» TASK BRIEF:
Retype all of the data exactly as given.

» SUPPLIED DATA:
'''

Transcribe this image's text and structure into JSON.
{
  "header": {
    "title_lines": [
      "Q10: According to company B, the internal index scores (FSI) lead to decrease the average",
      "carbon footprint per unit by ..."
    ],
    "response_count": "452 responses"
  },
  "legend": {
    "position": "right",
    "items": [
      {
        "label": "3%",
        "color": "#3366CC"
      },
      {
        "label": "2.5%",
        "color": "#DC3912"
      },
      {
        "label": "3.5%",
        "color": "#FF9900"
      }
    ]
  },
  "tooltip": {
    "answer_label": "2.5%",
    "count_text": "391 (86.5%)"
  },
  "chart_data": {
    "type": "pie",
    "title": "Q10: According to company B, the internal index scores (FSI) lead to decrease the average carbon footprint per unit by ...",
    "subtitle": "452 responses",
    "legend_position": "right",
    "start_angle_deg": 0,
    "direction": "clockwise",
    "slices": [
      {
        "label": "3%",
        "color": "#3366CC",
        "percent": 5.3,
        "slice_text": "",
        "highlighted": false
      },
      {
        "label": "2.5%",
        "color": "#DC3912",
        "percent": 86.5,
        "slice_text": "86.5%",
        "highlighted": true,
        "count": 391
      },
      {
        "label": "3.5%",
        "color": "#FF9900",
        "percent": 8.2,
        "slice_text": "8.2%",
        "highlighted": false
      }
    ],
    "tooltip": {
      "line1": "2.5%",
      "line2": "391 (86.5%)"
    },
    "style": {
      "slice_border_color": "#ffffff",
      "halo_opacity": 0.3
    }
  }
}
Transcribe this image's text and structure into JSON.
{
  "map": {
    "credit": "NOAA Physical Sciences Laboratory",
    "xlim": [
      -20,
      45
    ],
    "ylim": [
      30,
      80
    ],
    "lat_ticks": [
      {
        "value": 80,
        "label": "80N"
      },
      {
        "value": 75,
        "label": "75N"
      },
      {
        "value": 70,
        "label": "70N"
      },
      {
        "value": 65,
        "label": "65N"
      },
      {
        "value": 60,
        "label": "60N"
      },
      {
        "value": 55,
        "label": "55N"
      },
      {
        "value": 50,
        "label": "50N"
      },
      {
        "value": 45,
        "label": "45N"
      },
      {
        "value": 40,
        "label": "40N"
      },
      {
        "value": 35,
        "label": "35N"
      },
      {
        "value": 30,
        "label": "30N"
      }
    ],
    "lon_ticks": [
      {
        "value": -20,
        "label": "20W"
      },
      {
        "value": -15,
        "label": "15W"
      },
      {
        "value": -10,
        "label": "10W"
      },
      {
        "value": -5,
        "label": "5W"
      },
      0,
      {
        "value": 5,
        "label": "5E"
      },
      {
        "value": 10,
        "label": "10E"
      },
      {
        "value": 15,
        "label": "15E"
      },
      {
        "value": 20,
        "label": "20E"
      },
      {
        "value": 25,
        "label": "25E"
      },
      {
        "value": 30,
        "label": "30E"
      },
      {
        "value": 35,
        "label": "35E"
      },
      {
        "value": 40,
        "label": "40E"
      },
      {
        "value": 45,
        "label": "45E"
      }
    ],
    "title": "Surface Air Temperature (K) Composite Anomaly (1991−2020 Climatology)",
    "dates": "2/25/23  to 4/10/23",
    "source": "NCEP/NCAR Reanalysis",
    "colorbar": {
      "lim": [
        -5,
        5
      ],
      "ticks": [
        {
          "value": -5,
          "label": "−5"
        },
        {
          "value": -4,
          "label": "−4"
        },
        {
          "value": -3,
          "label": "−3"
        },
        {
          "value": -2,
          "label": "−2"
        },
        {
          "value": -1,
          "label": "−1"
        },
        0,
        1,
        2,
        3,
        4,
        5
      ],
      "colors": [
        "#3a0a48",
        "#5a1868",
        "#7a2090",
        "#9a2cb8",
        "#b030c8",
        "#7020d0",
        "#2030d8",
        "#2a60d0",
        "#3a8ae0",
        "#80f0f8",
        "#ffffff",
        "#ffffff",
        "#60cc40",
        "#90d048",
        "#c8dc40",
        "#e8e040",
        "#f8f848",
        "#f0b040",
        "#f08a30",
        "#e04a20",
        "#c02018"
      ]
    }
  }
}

'''

» IN RESPONSE:
Transcribe this image's text and structure into JSON.
{
  "header": {
    "title_lines": [
      "Q10: According to company B, the internal index scores (FSI) lead to decrease the average",
      "carbon footprint per unit by ..."
    ],
    "response_count": "452 responses"
  },
  "legend": {
    "position": "right",
    "items": [
      {
        "label": "3%",
        "color": "#3366CC"
      },
      {
        "label": "2.5%",
        "color": "#DC3912"
      },
      {
        "label": "3.5%",
        "color": "#FF9900"
      }
    ]
  },
  "tooltip": {
    "answer_label": "2.5%",
    "count_text": "391 (86.5%)"
  },
  "chart_data": {
    "type": "pie",
    "title": "Q10: According to company B, the internal index scores (FSI) lead to decrease the average carbon footprint per unit by ...",
    "subtitle": "452 responses",
    "legend_position": "right",
    "start_angle_deg": 0,
    "direction": "clockwise",
    "slices": [
      {
        "label": "3%",
        "color": "#3366CC",
        "percent": 5.3,
        "slice_text": "",
        "highlighted": false
      },
      {
        "label": "2.5%",
        "color": "#DC3912",
        "percent": 86.5,
        "slice_text": "86.5%",
        "highlighted": true,
        "count": 391
      },
      {
        "label": "3.5%",
        "color": "#FF9900",
        "percent": 8.2,
        "slice_text": "8.2%",
        "highlighted": false
      }
    ],
    "tooltip": {
      "line1": "2.5%",
      "line2": "391 (86.5%)"
    },
    "style": {
      "slice_border_color": "#ffffff",
      "halo_opacity": 0.3
    }
  }
}
Transcribe this image's text and structure into JSON.
{
  "map": {
    "credit": "NOAA Physical Sciences Laboratory",
    "xlim": [
      -20,
      45
    ],
    "ylim": [
      30,
      80
    ],
    "lat_ticks": [
      {
        "value": 80,
        "label": "80N"
      },
      {
        "value": 75,
        "label": "75N"
      },
      {
        "value": 70,
        "label": "70N"
      },
      {
        "value": 65,
        "label": "65N"
      },
      {
        "value": 60,
        "label": "60N"
      },
      {
        "value": 55,
        "label": "55N"
      },
      {
        "value": 50,
        "label": "50N"
      },
      {
        "value": 45,
        "label": "45N"
      },
      {
        "value": 40,
        "label": "40N"
      },
      {
        "value": 35,
        "label": "35N"
      },
      {
        "value": 30,
        "label": "30N"
      }
    ],
    "lon_ticks": [
      {
        "value": -20,
        "label": "20W"
      },
      {
        "value": -15,
        "label": "15W"
      },
      {
        "value": -10,
        "label": "10W"
      },
      {
        "value": -5,
        "label": "5W"
      },
      0,
      {
        "value": 5,
        "label": "5E"
      },
      {
        "value": 10,
        "label": "10E"
      },
      {
        "value": 15,
        "label": "15E"
      },
      {
        "value": 20,
        "label": "20E"
      },
      {
        "value": 25,
        "label": "25E"
      },
      {
        "value": 30,
        "label": "30E"
      },
      {
        "value": 35,
        "label": "35E"
      },
      {
        "value": 40,
        "label": "40E"
      },
      {
        "value": 45,
        "label": "45E"
      }
    ],
    "title": "Surface Air Temperature (K) Composite Anomaly (1991−2020 Climatology)",
    "dates": "2/25/23  to 4/10/23",
    "source": "NCEP/NCAR Reanalysis",
    "colorbar": {
      "lim": [
        -5,
        5
      ],
      "ticks": [
        {
          "value": -5,
          "label": "−5"
        },
        {
          "value": -4,
          "label": "−4"
        },
        {
          "value": -3,
          "label": "−3"
        },
        {
          "value": -2,
          "label": "−2"
        },
        {
          "value": -1,
          "label": "−1"
        },
        0,
        1,
        2,
        3,
        4,
        5
      ],
      "colors": [
        "#3a0a48",
        "#5a1868",
        "#7a2090",
        "#9a2cb8",
        "#b030c8",
        "#7020d0",
        "#2030d8",
        "#2a60d0",
        "#3a8ae0",
        "#80f0f8",
        "#ffffff",
        "#ffffff",
        "#60cc40",
        "#90d048",
        "#c8dc40",
        "#e8e040",
        "#f8f848",
        "#f0b040",
        "#f08a30",
        "#e04a20",
        "#c02018"
      ]
    }
  }
}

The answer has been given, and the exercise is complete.